→ YOUR GOAL:
Find each line in the material below that contains the string "graphic" and copy those lines out in full.

>> START RECORDED DATA

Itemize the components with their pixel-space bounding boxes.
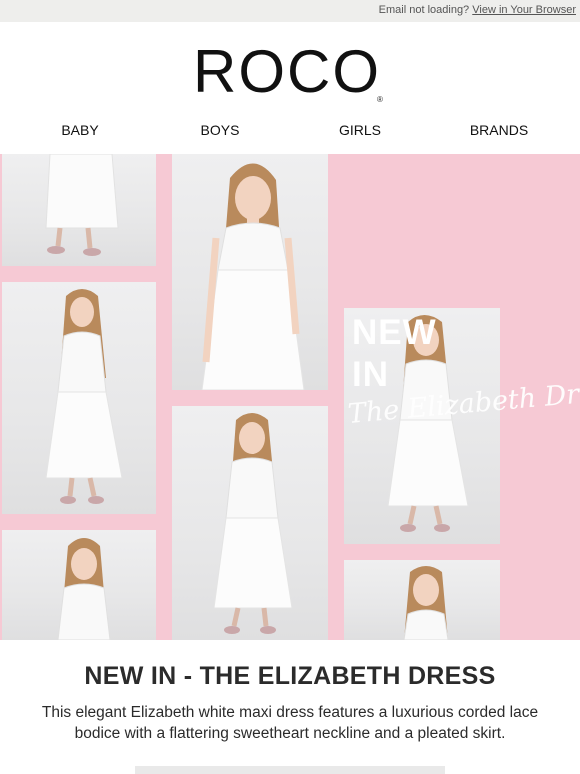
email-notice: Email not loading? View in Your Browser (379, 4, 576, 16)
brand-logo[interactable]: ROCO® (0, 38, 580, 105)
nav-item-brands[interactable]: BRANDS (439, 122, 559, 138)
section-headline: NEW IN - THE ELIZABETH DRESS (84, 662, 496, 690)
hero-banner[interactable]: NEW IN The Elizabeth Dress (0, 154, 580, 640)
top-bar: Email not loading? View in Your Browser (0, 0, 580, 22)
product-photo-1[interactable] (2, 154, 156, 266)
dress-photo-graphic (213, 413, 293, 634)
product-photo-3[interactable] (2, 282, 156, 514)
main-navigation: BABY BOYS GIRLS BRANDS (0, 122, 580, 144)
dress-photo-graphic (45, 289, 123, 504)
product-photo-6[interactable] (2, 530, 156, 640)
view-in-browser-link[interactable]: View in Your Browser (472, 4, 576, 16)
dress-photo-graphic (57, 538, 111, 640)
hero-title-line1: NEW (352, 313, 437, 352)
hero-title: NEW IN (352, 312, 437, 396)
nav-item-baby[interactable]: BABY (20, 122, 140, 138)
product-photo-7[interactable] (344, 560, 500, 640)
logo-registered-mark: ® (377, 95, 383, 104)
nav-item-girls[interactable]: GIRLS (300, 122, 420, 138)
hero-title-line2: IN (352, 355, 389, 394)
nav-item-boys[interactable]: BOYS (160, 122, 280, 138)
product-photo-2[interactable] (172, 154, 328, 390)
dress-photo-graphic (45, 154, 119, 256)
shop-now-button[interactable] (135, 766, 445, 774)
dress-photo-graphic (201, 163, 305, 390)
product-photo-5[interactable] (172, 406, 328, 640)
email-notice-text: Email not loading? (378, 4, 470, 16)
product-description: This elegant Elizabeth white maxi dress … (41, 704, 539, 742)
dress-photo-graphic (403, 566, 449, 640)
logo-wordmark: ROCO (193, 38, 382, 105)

>> END RECORDED DATA
>> START RECORDED DATA

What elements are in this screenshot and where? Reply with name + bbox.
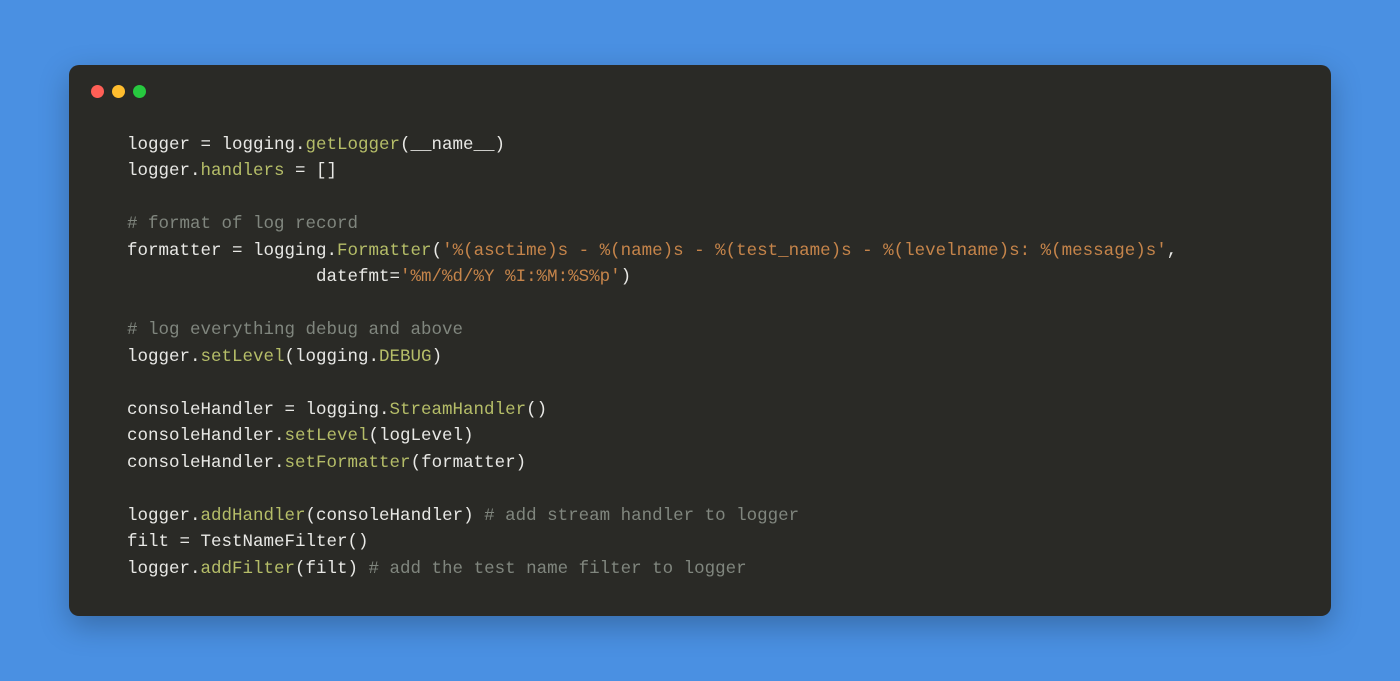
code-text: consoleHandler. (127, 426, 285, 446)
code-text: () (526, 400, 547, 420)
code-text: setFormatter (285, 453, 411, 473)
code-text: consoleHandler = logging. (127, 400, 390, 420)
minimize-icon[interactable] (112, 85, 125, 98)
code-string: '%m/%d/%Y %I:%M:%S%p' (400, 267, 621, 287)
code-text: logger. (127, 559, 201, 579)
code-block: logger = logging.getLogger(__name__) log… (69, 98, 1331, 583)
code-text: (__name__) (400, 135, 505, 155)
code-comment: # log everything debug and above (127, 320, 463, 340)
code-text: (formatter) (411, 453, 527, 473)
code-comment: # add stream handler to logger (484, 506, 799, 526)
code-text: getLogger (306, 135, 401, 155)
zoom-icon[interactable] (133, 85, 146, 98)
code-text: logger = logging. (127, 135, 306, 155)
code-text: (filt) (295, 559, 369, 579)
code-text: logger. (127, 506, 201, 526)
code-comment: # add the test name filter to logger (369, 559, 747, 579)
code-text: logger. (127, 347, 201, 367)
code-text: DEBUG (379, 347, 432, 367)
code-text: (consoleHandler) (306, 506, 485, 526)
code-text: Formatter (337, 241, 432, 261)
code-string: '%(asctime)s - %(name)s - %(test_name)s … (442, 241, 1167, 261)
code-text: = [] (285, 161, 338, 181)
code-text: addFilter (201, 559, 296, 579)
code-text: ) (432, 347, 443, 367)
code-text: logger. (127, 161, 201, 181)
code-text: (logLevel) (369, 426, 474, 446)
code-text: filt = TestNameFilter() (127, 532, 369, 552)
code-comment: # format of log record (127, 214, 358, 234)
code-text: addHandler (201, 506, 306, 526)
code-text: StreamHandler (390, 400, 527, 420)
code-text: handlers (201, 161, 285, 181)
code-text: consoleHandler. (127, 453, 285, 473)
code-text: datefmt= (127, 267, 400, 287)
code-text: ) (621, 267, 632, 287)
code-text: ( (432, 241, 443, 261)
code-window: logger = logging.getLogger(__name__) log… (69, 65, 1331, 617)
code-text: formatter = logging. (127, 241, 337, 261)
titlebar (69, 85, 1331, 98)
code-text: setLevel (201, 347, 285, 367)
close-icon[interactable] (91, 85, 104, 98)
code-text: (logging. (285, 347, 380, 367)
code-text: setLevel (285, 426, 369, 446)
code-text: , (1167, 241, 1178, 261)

>> END RECORDED DATA
>> START RECORDED DATA

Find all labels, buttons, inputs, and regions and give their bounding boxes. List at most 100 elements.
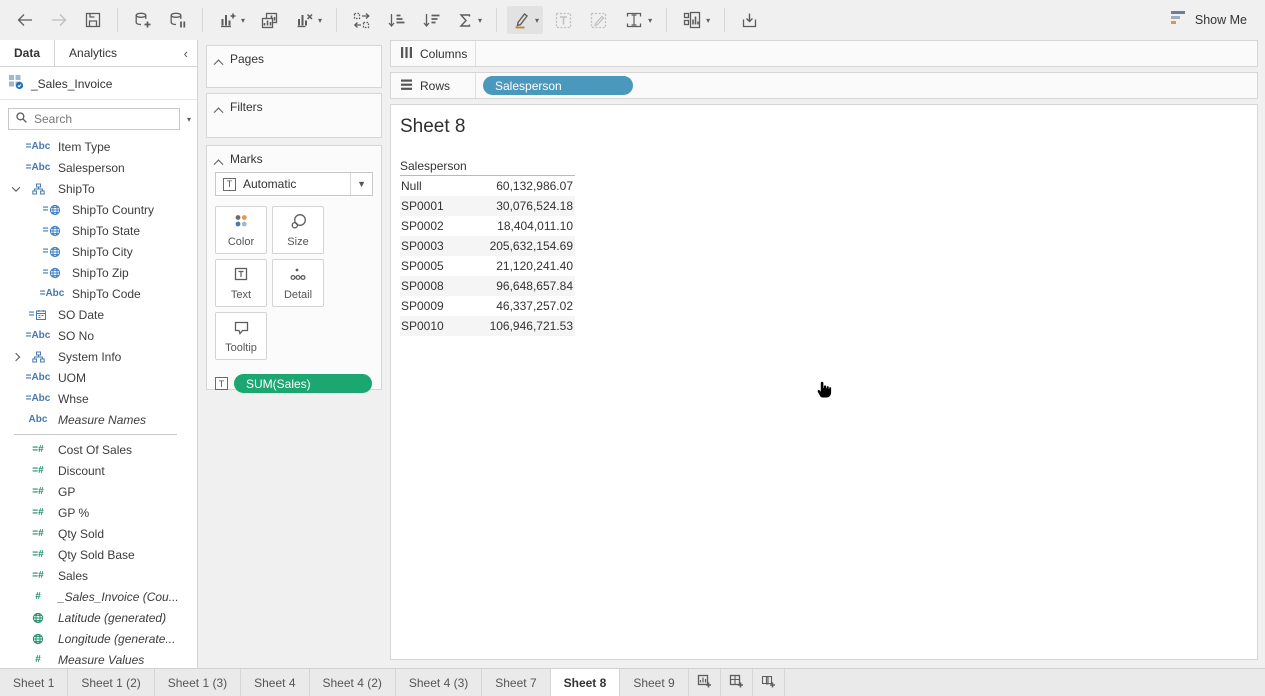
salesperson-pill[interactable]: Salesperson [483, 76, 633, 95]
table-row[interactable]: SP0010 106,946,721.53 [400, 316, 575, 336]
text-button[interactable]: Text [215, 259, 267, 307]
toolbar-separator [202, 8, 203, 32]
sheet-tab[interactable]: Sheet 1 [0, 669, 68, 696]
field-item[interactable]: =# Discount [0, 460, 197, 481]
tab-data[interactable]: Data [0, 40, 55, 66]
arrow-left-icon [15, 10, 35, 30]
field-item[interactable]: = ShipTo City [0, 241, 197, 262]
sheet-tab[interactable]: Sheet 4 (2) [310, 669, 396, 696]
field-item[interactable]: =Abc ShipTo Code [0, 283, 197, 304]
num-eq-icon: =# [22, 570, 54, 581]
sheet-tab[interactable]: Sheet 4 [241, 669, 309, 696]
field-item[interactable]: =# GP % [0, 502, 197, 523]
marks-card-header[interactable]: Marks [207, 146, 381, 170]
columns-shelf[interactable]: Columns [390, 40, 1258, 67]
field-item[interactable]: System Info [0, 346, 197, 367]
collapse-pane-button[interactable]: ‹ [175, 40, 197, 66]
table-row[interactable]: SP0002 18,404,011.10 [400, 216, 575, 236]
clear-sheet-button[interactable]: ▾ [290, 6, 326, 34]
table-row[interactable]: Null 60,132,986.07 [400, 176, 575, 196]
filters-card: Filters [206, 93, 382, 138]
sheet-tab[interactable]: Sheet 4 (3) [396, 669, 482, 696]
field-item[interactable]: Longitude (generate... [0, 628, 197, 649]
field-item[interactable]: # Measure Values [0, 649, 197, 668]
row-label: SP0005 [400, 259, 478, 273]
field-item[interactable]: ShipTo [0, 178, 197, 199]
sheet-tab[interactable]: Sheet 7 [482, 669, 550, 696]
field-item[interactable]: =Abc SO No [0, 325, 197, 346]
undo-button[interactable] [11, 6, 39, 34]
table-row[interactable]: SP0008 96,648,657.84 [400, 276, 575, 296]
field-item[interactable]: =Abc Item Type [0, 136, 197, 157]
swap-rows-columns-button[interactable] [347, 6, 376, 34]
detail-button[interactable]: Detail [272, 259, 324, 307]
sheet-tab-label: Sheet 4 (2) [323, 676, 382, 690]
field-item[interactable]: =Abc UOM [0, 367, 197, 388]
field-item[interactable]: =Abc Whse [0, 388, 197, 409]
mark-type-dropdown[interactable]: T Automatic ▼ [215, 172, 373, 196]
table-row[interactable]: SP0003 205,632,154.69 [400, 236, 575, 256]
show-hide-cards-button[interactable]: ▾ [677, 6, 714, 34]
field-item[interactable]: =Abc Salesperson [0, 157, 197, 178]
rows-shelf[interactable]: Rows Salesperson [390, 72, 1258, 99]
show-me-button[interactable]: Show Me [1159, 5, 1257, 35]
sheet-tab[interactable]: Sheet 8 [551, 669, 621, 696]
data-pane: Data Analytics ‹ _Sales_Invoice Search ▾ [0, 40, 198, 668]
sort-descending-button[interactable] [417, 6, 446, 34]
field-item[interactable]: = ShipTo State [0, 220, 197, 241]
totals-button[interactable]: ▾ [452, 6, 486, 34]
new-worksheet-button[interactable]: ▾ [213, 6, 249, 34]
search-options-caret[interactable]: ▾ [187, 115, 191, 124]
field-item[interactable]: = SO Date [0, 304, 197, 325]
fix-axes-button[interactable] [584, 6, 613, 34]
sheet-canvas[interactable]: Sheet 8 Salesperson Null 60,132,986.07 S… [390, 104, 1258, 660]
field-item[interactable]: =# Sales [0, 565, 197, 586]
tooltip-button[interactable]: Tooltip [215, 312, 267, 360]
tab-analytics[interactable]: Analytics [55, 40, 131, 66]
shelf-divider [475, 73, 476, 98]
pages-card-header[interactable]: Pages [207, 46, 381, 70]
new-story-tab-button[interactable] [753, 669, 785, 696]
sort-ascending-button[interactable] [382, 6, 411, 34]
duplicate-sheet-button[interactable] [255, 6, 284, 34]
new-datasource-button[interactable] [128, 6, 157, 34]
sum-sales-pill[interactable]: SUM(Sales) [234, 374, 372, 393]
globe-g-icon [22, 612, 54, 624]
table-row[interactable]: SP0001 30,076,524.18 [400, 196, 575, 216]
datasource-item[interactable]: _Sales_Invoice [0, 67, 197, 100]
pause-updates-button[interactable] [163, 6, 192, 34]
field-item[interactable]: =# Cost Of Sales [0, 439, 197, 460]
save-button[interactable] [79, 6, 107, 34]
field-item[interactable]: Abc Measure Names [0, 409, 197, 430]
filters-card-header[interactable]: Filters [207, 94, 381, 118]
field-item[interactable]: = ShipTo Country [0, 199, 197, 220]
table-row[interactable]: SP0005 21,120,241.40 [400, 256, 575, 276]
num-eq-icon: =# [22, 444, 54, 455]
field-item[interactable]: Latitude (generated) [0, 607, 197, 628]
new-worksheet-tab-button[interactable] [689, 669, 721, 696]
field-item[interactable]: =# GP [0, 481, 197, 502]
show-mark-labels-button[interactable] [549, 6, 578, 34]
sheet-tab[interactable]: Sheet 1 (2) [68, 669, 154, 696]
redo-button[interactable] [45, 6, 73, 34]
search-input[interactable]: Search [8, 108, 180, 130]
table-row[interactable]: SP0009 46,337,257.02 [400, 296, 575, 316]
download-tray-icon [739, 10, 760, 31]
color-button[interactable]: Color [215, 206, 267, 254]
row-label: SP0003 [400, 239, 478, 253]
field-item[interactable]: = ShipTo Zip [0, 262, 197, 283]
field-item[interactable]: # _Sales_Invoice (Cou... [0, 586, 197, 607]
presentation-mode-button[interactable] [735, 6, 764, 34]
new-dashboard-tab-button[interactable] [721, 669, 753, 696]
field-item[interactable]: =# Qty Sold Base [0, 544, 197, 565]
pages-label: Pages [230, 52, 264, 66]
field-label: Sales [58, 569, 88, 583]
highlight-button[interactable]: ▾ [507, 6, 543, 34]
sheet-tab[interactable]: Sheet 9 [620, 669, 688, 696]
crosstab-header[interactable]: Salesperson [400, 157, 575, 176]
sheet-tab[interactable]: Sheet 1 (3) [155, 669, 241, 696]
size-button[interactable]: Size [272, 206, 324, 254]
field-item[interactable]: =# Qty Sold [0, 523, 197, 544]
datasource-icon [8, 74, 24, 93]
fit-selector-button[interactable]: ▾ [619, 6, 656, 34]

>> END RECORDED DATA

→ WRITTEN ANSWER:
dress-photo-graphic (213, 413, 293, 634)
dress-photo-graphic (45, 289, 123, 504)
dress-photo-graphic (57, 538, 111, 640)
dress-photo-graphic (45, 154, 119, 256)
dress-photo-graphic (201, 163, 305, 390)
dress-photo-graphic (403, 566, 449, 640)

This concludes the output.